TASK BRIEF →
Where a line below holds the string "What", copy that line.

▬▬▬▬▬▬

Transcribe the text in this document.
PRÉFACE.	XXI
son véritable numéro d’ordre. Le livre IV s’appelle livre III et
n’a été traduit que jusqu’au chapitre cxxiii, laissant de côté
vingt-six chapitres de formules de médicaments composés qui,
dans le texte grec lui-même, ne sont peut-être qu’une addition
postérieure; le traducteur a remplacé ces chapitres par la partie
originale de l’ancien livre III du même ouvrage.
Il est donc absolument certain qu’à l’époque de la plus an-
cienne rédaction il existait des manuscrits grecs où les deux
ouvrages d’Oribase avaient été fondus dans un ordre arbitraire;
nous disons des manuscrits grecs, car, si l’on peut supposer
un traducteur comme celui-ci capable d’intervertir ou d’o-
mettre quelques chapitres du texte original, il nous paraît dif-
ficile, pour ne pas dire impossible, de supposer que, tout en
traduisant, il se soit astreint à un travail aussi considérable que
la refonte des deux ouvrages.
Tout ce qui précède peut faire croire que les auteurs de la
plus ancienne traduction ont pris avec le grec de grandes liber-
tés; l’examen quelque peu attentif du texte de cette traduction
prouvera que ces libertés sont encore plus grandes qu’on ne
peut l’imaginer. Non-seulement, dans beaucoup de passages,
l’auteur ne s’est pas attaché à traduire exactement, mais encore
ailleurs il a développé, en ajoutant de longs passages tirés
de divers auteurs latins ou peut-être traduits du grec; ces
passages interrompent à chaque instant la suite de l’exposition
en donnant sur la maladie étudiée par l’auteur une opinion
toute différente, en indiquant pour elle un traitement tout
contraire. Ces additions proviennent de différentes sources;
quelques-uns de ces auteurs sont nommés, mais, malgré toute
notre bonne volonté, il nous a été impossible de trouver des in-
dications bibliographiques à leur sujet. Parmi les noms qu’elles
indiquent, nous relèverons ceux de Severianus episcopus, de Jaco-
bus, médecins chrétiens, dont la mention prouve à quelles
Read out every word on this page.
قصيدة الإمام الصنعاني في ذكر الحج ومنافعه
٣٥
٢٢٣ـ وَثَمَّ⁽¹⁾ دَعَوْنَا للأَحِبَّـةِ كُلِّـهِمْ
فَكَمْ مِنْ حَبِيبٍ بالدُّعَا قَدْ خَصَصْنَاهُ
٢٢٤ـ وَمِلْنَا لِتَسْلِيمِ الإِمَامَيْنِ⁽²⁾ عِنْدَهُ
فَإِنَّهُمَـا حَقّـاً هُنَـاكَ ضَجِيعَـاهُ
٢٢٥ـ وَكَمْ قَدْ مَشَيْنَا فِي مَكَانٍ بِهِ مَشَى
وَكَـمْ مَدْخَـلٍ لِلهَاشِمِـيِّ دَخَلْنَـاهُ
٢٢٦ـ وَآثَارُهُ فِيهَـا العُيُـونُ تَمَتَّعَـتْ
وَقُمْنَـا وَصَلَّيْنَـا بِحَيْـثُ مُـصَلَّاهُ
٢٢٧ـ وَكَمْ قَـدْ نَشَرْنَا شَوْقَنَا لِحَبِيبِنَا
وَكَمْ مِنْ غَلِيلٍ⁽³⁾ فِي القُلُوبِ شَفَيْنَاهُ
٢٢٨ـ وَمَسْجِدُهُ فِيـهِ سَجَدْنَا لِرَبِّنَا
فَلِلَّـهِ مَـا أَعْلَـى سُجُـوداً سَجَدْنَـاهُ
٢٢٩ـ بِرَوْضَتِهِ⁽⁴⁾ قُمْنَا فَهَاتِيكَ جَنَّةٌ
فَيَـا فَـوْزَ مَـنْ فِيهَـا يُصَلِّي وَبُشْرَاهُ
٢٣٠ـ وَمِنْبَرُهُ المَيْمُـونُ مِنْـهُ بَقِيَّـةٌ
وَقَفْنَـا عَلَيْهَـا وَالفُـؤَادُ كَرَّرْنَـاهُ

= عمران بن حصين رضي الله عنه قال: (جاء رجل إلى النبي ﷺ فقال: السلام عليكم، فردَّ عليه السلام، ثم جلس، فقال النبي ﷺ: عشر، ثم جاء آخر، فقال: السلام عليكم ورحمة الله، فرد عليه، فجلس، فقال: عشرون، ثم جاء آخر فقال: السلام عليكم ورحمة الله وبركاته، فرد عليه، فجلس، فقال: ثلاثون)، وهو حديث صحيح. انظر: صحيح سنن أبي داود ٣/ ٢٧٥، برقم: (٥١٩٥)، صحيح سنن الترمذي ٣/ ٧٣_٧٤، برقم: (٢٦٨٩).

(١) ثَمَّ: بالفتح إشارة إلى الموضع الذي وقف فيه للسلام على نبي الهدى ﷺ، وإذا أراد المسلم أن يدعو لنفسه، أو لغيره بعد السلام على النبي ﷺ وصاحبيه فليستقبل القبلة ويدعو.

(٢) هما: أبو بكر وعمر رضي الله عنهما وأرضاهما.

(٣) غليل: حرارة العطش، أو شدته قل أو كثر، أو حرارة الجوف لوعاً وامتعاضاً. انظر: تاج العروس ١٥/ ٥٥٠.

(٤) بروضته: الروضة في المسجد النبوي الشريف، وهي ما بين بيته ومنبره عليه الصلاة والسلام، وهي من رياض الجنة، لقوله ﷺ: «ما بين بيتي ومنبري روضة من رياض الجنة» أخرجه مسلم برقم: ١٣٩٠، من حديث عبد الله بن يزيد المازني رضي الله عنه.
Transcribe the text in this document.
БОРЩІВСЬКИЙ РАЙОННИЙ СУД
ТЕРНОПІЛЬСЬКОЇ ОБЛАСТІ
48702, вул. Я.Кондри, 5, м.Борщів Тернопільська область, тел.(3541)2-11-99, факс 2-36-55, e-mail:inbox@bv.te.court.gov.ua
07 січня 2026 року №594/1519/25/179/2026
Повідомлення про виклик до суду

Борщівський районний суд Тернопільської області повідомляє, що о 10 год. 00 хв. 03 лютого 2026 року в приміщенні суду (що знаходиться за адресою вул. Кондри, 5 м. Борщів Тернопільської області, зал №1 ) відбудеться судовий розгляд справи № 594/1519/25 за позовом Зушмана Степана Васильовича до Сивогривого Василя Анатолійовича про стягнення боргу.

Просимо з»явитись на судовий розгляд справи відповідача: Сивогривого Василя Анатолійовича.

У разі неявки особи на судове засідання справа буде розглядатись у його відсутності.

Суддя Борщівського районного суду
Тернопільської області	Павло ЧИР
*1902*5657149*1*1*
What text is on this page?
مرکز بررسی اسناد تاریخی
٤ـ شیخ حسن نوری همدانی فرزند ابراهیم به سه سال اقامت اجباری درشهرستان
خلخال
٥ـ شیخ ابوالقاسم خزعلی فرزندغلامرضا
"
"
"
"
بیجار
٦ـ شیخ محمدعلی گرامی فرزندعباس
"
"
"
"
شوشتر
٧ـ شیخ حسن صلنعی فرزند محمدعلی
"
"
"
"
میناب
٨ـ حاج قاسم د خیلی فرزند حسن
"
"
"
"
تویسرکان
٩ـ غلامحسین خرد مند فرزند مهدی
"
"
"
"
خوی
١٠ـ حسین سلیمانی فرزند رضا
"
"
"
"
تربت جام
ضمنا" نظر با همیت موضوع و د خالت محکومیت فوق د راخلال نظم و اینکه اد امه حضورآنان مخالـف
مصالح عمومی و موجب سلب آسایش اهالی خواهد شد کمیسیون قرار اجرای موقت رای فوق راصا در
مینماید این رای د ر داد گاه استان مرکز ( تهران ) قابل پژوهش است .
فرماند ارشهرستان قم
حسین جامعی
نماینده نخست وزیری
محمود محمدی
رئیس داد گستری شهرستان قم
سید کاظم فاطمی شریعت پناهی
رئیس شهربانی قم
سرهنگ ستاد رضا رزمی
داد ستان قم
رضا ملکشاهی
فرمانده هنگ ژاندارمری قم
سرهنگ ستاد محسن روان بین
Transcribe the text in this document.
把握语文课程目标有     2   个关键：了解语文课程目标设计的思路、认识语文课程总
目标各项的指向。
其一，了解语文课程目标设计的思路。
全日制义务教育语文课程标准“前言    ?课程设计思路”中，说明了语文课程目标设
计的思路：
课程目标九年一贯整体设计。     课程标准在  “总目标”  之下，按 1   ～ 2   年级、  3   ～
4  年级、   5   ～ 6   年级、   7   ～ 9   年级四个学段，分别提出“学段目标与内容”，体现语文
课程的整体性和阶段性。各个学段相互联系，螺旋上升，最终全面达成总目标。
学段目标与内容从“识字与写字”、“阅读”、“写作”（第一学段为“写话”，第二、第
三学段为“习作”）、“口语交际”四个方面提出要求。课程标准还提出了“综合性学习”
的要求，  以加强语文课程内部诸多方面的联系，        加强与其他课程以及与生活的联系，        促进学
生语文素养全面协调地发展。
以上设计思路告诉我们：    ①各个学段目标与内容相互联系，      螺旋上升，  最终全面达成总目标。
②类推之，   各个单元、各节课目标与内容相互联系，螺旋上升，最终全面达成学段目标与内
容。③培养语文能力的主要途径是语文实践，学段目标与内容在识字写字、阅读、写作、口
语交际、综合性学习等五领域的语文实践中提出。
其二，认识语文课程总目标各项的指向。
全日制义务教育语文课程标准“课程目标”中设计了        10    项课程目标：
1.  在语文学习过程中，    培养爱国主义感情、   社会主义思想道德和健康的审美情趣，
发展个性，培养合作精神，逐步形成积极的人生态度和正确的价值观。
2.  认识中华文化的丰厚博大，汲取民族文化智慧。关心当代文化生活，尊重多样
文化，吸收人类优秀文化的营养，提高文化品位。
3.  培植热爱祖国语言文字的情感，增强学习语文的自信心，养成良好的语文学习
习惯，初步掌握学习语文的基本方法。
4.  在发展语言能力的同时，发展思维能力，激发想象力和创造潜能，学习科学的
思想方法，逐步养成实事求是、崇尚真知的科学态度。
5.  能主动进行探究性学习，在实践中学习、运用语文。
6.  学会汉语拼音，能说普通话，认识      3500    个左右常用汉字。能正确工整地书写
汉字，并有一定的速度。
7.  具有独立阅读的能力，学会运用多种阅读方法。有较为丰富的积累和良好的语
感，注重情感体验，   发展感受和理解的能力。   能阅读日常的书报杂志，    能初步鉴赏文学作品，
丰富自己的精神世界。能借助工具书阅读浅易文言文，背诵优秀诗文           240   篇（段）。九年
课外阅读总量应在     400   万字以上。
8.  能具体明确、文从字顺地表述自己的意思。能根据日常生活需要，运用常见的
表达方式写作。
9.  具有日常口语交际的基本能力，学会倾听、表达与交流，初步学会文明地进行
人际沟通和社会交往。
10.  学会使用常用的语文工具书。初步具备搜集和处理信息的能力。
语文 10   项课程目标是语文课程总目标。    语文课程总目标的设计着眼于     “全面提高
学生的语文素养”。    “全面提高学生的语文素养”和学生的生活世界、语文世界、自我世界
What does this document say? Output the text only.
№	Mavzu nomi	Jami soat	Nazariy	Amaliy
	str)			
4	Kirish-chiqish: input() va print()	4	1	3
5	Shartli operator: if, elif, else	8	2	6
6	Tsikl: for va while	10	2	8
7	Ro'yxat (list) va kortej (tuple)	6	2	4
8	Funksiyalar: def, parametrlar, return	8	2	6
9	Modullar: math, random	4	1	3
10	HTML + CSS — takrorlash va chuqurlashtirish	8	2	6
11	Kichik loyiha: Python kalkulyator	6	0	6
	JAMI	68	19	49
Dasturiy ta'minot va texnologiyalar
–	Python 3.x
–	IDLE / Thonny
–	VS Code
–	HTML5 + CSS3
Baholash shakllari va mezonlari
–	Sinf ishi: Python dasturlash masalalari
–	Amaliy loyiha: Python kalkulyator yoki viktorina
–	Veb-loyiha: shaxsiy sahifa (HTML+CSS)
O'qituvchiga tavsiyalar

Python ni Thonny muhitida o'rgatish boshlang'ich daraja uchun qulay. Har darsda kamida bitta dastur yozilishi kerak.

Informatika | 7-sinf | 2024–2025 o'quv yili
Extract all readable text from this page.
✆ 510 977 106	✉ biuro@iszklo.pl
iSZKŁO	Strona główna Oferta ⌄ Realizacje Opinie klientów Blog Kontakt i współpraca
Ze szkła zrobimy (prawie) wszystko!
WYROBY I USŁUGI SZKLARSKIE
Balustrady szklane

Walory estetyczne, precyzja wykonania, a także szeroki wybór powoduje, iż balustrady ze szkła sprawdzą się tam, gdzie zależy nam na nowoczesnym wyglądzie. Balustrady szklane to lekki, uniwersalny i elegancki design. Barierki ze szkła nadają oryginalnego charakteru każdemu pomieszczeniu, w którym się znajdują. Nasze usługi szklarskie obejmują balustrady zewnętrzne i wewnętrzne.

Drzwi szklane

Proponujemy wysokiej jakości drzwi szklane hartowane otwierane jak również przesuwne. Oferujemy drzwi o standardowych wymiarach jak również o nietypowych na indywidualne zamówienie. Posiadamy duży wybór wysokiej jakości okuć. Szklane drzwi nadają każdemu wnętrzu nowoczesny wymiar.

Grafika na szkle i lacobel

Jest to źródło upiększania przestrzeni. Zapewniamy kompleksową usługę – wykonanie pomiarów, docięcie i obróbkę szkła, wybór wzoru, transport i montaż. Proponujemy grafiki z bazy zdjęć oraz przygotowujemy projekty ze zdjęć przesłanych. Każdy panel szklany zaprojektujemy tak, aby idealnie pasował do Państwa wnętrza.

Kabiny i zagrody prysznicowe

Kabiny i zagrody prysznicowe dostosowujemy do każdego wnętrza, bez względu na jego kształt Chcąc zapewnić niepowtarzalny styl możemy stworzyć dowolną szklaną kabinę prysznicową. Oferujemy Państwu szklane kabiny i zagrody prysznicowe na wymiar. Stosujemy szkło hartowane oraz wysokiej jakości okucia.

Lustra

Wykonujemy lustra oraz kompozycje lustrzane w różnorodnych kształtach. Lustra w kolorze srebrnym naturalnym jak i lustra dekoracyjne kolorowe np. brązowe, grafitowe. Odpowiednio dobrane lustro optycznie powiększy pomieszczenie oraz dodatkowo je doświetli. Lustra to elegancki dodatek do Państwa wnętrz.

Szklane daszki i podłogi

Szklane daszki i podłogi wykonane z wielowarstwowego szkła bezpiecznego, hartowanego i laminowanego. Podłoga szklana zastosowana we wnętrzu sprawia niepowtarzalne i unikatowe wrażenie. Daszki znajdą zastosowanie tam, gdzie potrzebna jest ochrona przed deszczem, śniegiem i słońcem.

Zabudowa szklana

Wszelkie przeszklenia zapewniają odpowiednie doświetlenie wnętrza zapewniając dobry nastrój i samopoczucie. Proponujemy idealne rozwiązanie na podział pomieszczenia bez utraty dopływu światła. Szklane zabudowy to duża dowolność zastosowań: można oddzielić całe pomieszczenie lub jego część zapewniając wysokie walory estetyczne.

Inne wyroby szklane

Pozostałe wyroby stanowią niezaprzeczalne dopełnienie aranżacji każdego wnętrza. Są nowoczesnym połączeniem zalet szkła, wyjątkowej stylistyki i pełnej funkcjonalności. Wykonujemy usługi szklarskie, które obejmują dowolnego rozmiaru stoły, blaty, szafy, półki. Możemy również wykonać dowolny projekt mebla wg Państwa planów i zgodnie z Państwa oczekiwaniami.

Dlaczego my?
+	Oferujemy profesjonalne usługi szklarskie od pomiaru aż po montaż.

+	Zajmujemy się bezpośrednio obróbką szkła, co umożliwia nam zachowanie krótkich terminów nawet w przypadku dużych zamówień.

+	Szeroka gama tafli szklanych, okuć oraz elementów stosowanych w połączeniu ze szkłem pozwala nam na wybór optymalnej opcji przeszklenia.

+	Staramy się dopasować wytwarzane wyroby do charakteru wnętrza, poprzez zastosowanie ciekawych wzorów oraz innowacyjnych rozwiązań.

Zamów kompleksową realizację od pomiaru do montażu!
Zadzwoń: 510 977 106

▬▬▬▬▬▬

EXERCISE ANSWER →
What text is on this page?
What does this document say? Output the text only.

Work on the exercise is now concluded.